What is expected
Return the material below in full and exactly.

Dataset items
-=-=-=-=-

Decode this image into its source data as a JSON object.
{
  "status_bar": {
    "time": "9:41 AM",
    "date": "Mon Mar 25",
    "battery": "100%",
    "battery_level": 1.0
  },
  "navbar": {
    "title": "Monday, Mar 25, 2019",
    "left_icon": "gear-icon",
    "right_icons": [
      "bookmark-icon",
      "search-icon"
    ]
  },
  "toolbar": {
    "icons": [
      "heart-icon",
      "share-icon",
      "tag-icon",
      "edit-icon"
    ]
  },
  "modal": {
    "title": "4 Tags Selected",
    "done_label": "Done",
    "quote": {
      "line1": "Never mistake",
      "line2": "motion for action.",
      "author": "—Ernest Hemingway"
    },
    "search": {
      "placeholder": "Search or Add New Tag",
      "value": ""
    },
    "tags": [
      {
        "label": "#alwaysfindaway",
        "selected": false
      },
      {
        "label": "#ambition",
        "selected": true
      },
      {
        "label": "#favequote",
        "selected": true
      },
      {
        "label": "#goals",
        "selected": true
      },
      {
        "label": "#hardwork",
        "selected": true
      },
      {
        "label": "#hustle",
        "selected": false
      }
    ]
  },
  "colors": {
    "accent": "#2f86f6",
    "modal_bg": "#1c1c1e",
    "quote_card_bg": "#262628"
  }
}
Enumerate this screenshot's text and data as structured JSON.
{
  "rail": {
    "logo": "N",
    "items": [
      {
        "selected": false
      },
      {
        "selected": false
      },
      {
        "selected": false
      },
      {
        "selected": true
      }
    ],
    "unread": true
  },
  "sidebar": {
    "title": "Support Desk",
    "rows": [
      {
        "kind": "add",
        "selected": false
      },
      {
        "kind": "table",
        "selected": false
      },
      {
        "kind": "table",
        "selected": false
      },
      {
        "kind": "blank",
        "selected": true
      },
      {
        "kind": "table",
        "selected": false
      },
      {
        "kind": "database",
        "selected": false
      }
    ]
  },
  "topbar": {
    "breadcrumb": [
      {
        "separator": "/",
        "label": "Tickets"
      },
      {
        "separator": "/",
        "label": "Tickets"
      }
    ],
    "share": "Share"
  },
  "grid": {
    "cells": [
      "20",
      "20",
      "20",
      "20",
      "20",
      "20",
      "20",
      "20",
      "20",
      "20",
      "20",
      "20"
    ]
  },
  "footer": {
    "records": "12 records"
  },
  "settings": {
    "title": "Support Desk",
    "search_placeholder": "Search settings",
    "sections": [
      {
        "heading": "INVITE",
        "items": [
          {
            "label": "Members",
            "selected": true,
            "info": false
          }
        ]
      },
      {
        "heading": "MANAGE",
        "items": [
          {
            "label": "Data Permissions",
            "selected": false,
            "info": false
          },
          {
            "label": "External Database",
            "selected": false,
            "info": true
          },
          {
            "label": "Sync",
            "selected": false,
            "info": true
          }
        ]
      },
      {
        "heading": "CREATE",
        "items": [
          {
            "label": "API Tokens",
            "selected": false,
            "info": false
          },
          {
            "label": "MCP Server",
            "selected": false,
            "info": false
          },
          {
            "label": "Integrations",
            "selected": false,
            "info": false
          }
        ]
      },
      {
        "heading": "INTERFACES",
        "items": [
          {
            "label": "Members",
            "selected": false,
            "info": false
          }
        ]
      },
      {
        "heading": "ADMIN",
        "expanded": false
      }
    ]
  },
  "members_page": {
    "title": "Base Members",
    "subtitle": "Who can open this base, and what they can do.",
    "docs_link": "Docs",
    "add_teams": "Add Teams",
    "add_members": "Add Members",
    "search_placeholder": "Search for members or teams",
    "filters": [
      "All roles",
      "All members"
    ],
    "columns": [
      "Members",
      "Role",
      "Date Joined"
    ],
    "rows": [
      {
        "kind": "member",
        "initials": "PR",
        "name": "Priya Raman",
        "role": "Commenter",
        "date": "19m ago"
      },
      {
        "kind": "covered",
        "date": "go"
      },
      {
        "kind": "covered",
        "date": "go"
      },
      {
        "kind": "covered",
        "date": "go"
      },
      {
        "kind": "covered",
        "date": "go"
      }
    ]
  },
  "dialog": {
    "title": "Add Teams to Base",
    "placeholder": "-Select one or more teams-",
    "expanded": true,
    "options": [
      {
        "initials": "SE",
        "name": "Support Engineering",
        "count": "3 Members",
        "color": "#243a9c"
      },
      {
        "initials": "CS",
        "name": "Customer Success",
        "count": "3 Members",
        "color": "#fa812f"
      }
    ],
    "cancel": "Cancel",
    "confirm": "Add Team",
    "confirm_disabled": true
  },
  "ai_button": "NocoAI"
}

-=-=-=-=-

Solution below
Decode this image into its source data as a JSON object.
{
  "status_bar": {
    "time": "9:41 AM",
    "date": "Mon Mar 25",
    "battery": "100%",
    "battery_level": 1.0
  },
  "navbar": {
    "title": "Monday, Mar 25, 2019",
    "left_icon": "gear-icon",
    "right_icons": [
      "bookmark-icon",
      "search-icon"
    ]
  },
  "toolbar": {
    "icons": [
      "heart-icon",
      "share-icon",
      "tag-icon",
      "edit-icon"
    ]
  },
  "modal": {
    "title": "4 Tags Selected",
    "done_label": "Done",
    "quote": {
      "line1": "Never mistake",
      "line2": "motion for action.",
      "author": "—Ernest Hemingway"
    },
    "search": {
      "placeholder": "Search or Add New Tag",
      "value": ""
    },
    "tags": [
      {
        "label": "#alwaysfindaway",
        "selected": false
      },
      {
        "label": "#ambition",
        "selected": true
      },
      {
        "label": "#favequote",
        "selected": true
      },
      {
        "label": "#goals",
        "selected": true
      },
      {
        "label": "#hardwork",
        "selected": true
      },
      {
        "label": "#hustle",
        "selected": false
      }
    ]
  },
  "colors": {
    "accent": "#2f86f6",
    "modal_bg": "#1c1c1e",
    "quote_card_bg": "#262628"
  }
}
Enumerate this screenshot's text and data as structured JSON.
{
  "rail": {
    "logo": "N",
    "items": [
      {
        "selected": false
      },
      {
        "selected": false
      },
      {
        "selected": false
      },
      {
        "selected": true
      }
    ],
    "unread": true
  },
  "sidebar": {
    "title": "Support Desk",
    "rows": [
      {
        "kind": "add",
        "selected": false
      },
      {
        "kind": "table",
        "selected": false
      },
      {
        "kind": "table",
        "selected": false
      },
      {
        "kind": "blank",
        "selected": true
      },
      {
        "kind": "table",
        "selected": false
      },
      {
        "kind": "database",
        "selected": false
      }
    ]
  },
  "topbar": {
    "breadcrumb": [
      {
        "separator": "/",
        "label": "Tickets"
      },
      {
        "separator": "/",
        "label": "Tickets"
      }
    ],
    "share": "Share"
  },
  "grid": {
    "cells": [
      "20",
      "20",
      "20",
      "20",
      "20",
      "20",
      "20",
      "20",
      "20",
      "20",
      "20",
      "20"
    ]
  },
  "footer": {
    "records": "12 records"
  },
  "settings": {
    "title": "Support Desk",
    "search_placeholder": "Search settings",
    "sections": [
      {
        "heading": "INVITE",
        "items": [
          {
            "label": "Members",
            "selected": true,
            "info": false
          }
        ]
      },
      {
        "heading": "MANAGE",
        "items": [
          {
            "label": "Data Permissions",
            "selected": false,
            "info": false
          },
          {
            "label": "External Database",
            "selected": false,
            "info": true
          },
          {
            "label": "Sync",
            "selected": false,
            "info": true
          }
        ]
      },
      {
        "heading": "CREATE",
        "items": [
          {
            "label": "API Tokens",
            "selected": false,
            "info": false
          },
          {
            "label": "MCP Server",
            "selected": false,
            "info": false
          },
          {
            "label": "Integrations",
            "selected": false,
            "info": false
          }
        ]
      },
      {
        "heading": "INTERFACES",
        "items": [
          {
            "label": "Members",
            "selected": false,
            "info": false
          }
        ]
      },
      {
        "heading": "ADMIN",
        "expanded": false
      }
    ]
  },
  "members_page": {
    "title": "Base Members",
    "subtitle": "Who can open this base, and what they can do.",
    "docs_link": "Docs",
    "add_teams": "Add Teams",
    "add_members": "Add Members",
    "search_placeholder": "Search for members or teams",
    "filters": [
      "All roles",
      "All members"
    ],
    "columns": [
      "Members",
      "Role",
      "Date Joined"
    ],
    "rows": [
      {
        "kind": "member",
        "initials": "PR",
        "name": "Priya Raman",
        "role": "Commenter",
        "date": "19m ago"
      },
      {
        "kind": "covered",
        "date": "go"
      },
      {
        "kind": "covered",
        "date": "go"
      },
      {
        "kind": "covered",
        "date": "go"
      },
      {
        "kind": "covered",
        "date": "go"
      }
    ]
  },
  "dialog": {
    "title": "Add Teams to Base",
    "placeholder": "-Select one or more teams-",
    "expanded": true,
    "options": [
      {
        "initials": "SE",
        "name": "Support Engineering",
        "count": "3 Members",
        "color": "#243a9c"
      },
      {
        "initials": "CS",
        "name": "Customer Success",
        "count": "3 Members",
        "color": "#fa812f"
      }
    ],
    "cancel": "Cancel",
    "confirm": "Add Team",
    "confirm_disabled": true
  },
  "ai_button": "NocoAI"
}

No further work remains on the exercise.